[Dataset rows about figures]
☆ ☆ ☆ ☆ ☆ ☆ ☆

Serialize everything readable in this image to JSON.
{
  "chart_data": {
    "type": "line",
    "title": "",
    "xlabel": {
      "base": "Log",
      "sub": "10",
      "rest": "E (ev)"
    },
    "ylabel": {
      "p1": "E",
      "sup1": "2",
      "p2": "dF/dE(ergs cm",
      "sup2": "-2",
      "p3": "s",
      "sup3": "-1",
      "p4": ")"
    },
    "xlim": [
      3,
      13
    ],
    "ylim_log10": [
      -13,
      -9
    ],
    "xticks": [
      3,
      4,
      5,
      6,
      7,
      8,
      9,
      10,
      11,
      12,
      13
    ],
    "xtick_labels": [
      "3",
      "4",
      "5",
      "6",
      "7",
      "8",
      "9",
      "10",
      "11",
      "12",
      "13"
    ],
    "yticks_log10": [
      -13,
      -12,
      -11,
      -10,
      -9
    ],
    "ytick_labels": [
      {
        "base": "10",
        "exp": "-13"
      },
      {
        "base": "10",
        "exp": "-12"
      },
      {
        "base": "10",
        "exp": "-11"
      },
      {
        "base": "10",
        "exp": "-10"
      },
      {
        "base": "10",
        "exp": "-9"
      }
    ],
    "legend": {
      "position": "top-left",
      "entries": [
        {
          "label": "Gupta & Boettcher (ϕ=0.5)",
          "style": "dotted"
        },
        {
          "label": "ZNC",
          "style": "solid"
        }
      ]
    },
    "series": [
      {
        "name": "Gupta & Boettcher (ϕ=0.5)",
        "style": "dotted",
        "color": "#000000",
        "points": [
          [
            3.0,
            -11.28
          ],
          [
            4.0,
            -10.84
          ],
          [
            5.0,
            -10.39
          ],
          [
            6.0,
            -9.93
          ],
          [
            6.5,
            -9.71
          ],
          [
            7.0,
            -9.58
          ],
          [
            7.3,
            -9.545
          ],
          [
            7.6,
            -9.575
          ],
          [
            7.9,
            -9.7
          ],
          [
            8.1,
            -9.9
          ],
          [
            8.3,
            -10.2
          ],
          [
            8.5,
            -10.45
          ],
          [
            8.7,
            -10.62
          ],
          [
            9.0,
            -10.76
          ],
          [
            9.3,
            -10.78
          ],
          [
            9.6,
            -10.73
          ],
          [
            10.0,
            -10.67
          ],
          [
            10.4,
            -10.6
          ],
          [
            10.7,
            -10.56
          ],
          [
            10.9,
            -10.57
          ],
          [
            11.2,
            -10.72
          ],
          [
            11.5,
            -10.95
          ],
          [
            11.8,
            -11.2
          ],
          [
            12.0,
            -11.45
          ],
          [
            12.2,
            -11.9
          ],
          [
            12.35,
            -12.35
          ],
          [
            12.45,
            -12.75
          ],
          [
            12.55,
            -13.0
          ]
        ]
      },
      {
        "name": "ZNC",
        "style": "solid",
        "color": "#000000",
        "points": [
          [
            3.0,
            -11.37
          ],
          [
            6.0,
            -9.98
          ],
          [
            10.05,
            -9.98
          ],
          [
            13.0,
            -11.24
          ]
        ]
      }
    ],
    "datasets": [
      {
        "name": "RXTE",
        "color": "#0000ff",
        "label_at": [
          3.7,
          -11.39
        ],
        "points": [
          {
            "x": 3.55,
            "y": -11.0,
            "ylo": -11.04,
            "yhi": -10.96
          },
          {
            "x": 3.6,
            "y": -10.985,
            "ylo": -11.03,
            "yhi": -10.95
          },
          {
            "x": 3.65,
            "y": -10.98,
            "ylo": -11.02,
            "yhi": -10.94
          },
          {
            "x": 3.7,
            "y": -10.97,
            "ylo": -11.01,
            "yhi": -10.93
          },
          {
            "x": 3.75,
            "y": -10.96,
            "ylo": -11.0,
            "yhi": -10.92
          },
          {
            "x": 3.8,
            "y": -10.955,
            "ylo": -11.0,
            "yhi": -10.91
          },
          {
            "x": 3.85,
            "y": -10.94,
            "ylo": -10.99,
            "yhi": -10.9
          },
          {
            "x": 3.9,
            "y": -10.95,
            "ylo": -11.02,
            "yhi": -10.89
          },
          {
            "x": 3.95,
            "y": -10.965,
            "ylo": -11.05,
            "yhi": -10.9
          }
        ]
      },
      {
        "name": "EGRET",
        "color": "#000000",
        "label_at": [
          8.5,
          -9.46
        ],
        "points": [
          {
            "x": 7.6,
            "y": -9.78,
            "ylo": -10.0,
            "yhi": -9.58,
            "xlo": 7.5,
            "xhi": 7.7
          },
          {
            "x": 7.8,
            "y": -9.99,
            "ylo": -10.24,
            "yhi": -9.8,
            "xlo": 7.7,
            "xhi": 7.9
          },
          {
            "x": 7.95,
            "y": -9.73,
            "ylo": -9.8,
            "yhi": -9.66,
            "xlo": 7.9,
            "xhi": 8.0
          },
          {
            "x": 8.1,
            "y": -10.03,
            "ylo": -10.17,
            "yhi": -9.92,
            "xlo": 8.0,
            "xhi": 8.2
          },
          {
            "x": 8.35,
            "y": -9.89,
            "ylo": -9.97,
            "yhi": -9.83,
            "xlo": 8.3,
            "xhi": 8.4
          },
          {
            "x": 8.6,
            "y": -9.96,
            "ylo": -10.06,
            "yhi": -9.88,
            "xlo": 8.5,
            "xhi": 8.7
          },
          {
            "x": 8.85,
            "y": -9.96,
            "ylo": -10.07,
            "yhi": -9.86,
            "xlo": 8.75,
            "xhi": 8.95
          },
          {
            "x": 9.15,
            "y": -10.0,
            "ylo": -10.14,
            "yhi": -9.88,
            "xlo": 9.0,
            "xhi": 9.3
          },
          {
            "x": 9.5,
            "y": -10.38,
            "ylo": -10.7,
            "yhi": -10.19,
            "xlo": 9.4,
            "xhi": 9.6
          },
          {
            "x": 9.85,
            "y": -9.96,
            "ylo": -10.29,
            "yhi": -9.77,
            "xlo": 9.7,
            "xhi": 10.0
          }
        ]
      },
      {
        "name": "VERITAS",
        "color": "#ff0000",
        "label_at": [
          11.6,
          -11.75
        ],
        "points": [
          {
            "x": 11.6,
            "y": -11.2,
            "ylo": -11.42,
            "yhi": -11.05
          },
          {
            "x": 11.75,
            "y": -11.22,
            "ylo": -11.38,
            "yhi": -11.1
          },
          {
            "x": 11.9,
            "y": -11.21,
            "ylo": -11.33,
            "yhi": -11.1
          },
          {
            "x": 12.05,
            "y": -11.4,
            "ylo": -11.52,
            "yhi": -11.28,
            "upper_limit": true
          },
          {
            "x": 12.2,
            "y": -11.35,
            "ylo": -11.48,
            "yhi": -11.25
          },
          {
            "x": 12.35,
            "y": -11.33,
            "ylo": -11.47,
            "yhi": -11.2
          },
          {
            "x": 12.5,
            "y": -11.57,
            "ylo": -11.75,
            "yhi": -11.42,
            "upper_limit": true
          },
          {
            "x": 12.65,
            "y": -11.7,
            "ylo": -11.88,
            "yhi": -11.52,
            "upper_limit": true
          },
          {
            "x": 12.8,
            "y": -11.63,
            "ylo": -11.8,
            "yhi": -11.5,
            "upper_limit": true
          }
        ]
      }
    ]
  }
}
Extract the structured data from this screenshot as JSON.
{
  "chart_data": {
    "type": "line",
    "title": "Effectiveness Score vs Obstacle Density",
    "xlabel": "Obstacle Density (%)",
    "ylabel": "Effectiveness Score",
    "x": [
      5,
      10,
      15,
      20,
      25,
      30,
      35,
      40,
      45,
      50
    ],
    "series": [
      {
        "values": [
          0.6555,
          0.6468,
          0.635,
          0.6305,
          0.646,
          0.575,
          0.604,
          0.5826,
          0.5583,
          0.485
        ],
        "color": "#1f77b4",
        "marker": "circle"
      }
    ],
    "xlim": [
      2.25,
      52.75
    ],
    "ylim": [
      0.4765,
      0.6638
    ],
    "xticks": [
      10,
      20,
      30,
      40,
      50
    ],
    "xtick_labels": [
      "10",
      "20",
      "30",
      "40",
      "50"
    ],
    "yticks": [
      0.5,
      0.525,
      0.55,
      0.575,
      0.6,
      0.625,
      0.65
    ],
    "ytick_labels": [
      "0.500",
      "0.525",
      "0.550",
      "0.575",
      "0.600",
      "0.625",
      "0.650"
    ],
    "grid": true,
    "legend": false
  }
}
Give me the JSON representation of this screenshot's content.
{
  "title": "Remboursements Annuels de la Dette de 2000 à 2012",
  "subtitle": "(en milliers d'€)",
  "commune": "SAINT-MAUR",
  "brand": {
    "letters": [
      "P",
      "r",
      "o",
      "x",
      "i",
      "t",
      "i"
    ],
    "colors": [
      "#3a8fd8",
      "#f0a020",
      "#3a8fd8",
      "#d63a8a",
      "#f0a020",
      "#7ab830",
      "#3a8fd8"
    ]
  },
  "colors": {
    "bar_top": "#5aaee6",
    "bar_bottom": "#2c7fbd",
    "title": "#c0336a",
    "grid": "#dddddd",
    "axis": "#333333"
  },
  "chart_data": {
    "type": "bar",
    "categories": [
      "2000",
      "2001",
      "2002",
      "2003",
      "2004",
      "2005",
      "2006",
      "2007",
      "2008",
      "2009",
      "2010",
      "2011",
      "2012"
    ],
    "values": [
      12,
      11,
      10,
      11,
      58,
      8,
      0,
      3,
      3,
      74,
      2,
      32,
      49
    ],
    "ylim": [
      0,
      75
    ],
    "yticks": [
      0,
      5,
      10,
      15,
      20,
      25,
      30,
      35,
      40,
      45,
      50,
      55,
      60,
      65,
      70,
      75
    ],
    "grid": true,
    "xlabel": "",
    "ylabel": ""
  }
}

☆ ☆ ☆ ☆ ☆ ☆ ☆

§ **What to produce**
Show every line in the records above that contains the word "Score".

§ **Solution**
    "title": "Effectiveness Score vs Obstacle Density",
    "ylabel": "Effectiveness Score",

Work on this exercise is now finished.